> [Task to complete]
Answer these questions from the archive system text below:
(a) Which npm command runs archive collection continuously?
(b) What path pattern does the V1 archive use?
(c) What file format does the V2 archive use?

> [Text excerpt]
☆ ☆ ☆ ☆ ☆ ☆ ☆

Archive System

The crypto-data-aggregator includes a comprehensive historical data archive system that collects, enriches, and indexes crypto news along with market context.

Quick Start

# Run archive collection once
npm run archive

# Run continuously (hourly)
npm run archive:watch

# Run as background daemon
npm run archive:daemon

# Check archive status
npm run archive:status

# Stop background daemon
npm run archive:stop

Architecture

Archive Versions

V1 Archive (`archive/2026/`)

Format: JSON files per day
Path: archive/YYYY/MM/DD.json
Content: Raw article data with basic metadata
Use case: Simple historical lookups

V2 Archive (`archive/v2/`)

Format: JSONL files per month (more efficient for large datasets)

☆ ☆ ☆ ☆ ☆ ☆ ☆

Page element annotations
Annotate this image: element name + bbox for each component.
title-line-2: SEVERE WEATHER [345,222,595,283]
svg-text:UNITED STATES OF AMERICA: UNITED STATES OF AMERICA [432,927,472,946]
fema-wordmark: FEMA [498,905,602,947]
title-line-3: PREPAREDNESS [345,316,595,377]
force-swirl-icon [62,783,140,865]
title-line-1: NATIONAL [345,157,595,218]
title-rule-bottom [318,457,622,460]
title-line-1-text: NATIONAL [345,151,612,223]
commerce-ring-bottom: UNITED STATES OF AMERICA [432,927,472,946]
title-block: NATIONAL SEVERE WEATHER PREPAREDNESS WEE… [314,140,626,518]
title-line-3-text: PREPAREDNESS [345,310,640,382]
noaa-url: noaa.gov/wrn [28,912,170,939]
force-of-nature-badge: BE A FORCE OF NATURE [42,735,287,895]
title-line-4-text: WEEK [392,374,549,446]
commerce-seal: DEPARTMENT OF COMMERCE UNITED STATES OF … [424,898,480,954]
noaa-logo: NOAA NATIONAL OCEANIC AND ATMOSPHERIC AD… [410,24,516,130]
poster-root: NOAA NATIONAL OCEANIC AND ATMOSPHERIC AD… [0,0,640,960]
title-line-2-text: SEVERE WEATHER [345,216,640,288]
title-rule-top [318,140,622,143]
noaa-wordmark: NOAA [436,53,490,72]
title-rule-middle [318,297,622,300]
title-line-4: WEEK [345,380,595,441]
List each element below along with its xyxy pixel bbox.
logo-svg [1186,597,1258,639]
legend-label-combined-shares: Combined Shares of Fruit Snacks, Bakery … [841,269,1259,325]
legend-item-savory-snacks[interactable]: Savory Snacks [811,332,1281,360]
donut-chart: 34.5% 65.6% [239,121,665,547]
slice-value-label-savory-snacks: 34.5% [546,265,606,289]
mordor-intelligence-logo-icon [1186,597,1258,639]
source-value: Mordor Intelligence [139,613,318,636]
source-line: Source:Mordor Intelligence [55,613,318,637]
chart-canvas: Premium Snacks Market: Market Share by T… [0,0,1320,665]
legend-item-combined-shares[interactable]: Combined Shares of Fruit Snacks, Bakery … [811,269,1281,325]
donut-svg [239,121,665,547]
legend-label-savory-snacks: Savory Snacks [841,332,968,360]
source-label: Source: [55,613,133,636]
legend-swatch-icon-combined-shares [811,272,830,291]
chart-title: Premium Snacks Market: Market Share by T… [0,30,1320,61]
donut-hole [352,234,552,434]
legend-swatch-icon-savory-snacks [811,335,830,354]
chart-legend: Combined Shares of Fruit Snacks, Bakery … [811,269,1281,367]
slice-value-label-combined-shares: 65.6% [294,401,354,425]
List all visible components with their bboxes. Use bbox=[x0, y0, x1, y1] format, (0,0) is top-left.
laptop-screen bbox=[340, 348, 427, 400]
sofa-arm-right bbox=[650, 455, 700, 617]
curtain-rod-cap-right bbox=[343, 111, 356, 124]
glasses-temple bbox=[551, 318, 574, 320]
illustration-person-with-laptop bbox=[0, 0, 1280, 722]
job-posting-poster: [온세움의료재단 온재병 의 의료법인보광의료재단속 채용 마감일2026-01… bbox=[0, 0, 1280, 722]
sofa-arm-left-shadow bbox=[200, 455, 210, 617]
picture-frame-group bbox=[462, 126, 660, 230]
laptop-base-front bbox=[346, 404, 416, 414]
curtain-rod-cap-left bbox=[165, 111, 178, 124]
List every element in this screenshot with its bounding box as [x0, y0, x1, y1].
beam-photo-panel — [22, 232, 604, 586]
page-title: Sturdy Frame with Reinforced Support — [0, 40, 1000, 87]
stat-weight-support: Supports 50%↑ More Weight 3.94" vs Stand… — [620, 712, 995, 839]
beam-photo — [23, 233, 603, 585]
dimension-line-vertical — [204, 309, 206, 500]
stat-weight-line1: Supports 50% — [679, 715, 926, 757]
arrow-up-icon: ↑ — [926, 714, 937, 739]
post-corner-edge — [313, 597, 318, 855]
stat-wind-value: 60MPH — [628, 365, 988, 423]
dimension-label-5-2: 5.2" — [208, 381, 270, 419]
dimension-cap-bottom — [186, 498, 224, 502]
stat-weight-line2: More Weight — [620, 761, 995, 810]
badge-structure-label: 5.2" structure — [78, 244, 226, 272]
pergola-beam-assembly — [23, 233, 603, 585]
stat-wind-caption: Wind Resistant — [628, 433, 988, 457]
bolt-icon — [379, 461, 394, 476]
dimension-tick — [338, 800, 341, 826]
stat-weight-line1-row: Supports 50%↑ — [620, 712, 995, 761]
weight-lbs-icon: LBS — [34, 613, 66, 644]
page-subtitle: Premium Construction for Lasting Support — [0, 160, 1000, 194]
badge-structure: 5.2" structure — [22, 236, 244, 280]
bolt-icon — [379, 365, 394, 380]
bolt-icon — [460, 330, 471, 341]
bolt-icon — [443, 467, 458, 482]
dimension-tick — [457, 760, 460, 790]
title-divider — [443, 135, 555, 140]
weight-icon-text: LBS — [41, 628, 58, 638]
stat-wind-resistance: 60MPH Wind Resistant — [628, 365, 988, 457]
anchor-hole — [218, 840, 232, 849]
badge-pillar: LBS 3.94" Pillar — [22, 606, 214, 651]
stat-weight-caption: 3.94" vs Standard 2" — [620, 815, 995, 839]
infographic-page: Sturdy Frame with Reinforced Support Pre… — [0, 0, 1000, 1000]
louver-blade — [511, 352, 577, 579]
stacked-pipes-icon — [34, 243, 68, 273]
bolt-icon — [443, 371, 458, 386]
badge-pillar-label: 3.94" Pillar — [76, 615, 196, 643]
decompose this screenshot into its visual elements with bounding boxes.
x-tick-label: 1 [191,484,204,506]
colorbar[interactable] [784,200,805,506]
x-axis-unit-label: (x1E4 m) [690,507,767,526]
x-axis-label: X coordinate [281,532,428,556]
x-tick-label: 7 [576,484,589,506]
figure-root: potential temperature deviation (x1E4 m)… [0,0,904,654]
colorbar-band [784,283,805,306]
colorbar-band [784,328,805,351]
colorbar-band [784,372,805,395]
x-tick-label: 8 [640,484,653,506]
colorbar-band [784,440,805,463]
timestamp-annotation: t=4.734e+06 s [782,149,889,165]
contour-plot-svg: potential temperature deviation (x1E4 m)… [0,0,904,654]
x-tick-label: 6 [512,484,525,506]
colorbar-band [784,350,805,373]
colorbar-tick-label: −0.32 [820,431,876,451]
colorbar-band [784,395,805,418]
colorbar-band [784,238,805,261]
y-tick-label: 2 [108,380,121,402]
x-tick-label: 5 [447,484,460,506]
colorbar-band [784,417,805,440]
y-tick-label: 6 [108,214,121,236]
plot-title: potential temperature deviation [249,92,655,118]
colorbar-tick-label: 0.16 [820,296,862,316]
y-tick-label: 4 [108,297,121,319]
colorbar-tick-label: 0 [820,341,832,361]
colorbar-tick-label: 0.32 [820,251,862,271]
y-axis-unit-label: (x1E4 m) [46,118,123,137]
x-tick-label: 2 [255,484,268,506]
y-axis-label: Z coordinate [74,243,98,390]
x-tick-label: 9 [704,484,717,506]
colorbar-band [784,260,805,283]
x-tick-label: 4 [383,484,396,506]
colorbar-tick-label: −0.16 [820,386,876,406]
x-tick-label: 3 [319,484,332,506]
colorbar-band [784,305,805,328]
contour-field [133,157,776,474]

☆ ☆ ☆ ☆ ☆ ☆ ☆

> [Expected output]
(a) npm run archive:watch
(b) archive/YYYY/MM/DD.json
(c) JSONL files per month